- _Directions_: Some lines in the records below may hold the word "للملحق"; give the number of those lines and nothing else.

- _Material for this exercise_:
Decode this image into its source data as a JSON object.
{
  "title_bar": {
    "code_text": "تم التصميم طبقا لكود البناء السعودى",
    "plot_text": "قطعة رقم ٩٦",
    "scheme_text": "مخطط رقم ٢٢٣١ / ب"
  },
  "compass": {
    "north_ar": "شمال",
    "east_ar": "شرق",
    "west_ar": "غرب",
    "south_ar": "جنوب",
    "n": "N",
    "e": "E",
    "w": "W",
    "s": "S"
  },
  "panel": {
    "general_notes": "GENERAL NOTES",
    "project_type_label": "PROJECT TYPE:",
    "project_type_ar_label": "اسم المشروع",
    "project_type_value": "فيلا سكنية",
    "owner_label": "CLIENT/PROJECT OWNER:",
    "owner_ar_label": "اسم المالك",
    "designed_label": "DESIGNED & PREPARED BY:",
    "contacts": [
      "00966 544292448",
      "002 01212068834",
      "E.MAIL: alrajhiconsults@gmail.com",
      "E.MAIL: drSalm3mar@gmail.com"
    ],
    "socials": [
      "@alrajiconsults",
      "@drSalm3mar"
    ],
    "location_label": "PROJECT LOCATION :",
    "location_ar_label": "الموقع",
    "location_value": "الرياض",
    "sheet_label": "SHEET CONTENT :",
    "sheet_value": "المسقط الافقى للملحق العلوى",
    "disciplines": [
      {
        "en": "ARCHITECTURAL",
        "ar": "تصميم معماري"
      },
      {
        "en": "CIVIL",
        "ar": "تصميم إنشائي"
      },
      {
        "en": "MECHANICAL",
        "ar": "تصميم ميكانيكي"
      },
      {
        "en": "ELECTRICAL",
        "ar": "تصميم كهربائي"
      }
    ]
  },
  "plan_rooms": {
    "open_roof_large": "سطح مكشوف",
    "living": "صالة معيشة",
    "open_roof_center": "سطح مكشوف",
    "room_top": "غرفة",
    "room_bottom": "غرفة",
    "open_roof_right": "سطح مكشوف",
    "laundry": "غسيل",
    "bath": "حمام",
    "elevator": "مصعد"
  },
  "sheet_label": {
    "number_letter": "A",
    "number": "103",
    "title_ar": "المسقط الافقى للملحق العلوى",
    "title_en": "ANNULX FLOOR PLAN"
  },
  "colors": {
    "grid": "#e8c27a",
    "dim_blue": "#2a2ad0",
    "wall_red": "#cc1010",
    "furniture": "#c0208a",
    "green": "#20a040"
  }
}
---
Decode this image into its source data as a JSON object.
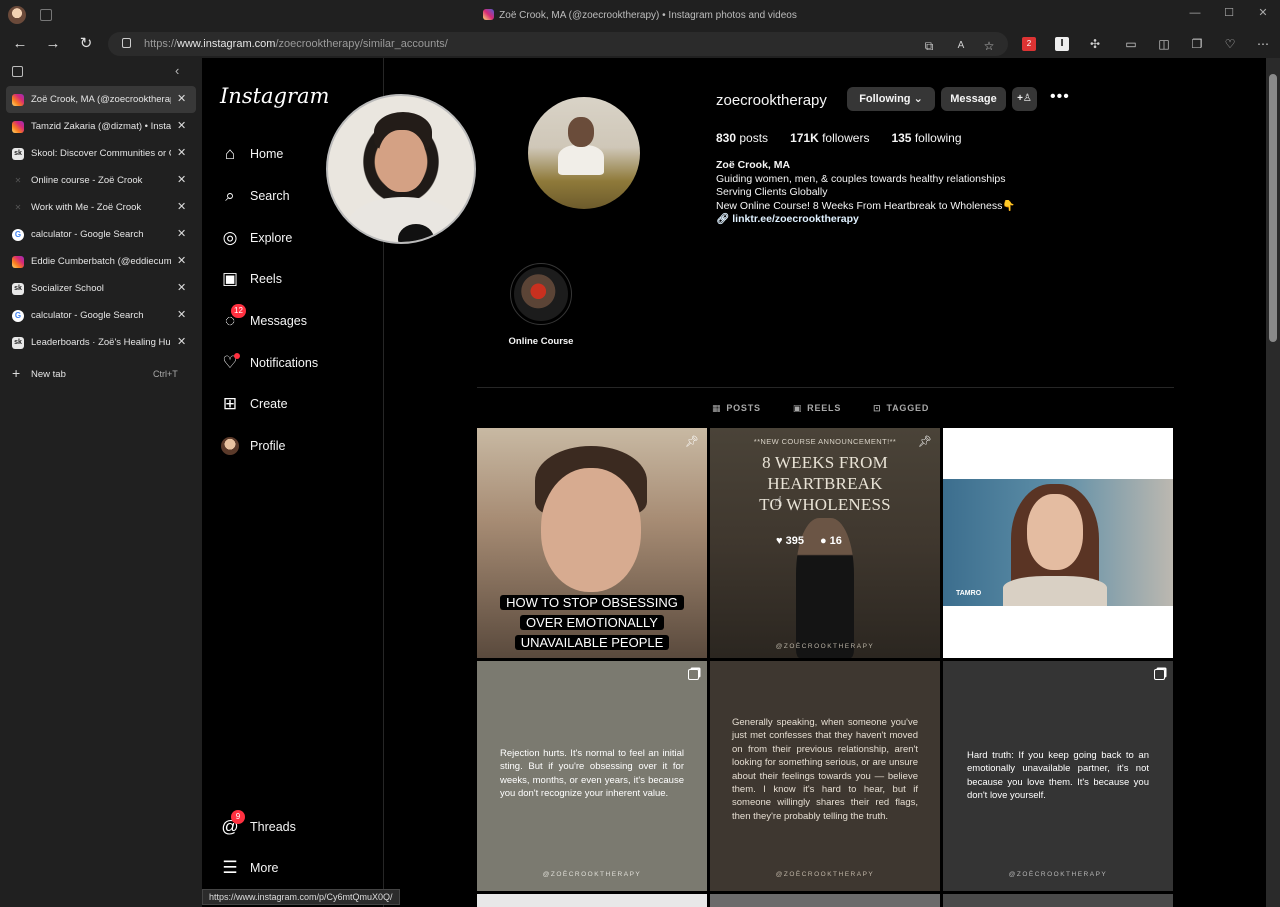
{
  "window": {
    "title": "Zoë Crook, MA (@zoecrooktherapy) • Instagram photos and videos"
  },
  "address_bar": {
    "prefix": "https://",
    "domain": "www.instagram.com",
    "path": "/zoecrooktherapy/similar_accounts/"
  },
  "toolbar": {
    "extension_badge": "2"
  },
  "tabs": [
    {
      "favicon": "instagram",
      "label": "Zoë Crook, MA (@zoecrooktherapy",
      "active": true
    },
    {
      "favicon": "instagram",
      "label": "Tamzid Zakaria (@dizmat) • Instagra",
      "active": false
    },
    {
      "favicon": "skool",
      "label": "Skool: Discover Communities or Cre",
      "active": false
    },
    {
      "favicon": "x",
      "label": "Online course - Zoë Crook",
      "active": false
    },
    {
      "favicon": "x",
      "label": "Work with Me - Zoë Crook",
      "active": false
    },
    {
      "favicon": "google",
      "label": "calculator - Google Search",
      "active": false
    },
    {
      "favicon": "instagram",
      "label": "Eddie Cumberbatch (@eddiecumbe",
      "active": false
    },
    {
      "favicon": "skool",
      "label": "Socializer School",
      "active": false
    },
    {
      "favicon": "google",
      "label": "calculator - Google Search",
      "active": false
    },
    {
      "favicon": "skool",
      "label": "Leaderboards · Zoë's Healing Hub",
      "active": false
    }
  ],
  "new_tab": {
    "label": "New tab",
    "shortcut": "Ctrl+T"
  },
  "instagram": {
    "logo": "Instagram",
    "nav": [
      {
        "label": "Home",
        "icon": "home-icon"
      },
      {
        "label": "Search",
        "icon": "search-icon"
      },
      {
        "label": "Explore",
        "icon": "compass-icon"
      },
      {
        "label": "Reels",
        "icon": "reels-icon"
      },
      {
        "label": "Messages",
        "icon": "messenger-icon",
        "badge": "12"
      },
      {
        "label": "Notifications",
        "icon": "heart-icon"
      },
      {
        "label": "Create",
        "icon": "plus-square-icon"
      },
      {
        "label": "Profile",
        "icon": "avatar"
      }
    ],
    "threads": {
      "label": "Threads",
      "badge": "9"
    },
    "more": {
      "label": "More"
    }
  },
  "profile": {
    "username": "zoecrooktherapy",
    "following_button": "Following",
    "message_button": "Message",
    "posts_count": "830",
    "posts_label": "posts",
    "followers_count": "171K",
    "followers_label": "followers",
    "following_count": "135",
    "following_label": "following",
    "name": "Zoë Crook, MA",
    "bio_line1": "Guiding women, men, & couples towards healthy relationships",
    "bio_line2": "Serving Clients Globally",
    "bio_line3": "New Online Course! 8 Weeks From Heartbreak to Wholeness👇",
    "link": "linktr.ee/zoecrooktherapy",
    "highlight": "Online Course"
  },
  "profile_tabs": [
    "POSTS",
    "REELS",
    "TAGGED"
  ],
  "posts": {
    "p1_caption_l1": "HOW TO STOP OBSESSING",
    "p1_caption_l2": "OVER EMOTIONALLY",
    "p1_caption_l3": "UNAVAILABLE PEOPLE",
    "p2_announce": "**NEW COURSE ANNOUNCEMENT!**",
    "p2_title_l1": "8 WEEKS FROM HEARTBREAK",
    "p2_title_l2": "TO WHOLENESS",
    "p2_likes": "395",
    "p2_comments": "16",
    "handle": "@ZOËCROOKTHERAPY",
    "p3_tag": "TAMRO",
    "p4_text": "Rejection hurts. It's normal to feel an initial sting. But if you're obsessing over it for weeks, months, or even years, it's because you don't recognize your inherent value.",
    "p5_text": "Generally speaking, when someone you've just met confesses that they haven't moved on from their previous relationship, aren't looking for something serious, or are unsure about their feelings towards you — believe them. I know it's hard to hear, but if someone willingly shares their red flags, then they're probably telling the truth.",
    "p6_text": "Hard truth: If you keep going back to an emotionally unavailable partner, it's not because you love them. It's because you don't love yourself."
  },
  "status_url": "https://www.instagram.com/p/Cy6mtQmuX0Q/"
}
---
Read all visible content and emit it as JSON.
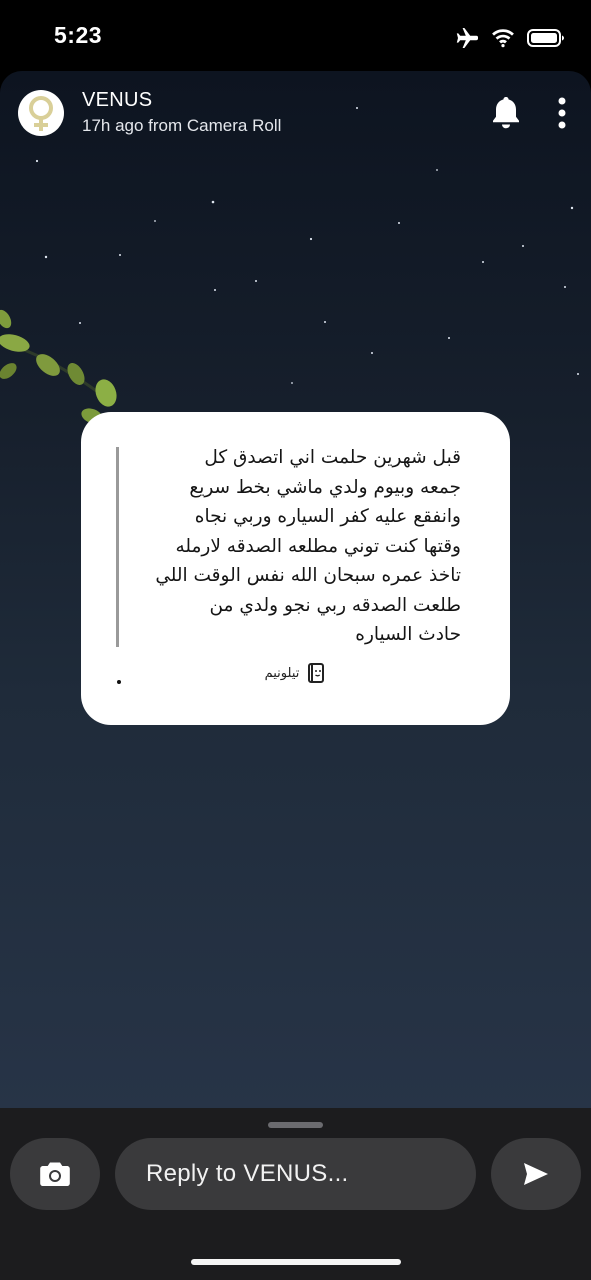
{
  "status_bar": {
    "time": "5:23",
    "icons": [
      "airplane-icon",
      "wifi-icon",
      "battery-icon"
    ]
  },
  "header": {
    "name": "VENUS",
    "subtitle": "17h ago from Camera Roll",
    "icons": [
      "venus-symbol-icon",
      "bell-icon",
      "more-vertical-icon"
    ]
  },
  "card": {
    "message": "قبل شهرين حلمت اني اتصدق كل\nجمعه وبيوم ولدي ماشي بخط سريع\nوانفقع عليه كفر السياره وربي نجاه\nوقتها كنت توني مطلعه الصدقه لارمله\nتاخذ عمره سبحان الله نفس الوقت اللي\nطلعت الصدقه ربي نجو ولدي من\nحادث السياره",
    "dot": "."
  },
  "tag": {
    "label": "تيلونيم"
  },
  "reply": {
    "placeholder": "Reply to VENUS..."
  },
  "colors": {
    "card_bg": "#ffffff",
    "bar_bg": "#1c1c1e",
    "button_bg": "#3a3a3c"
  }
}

- _Expected answer_: 2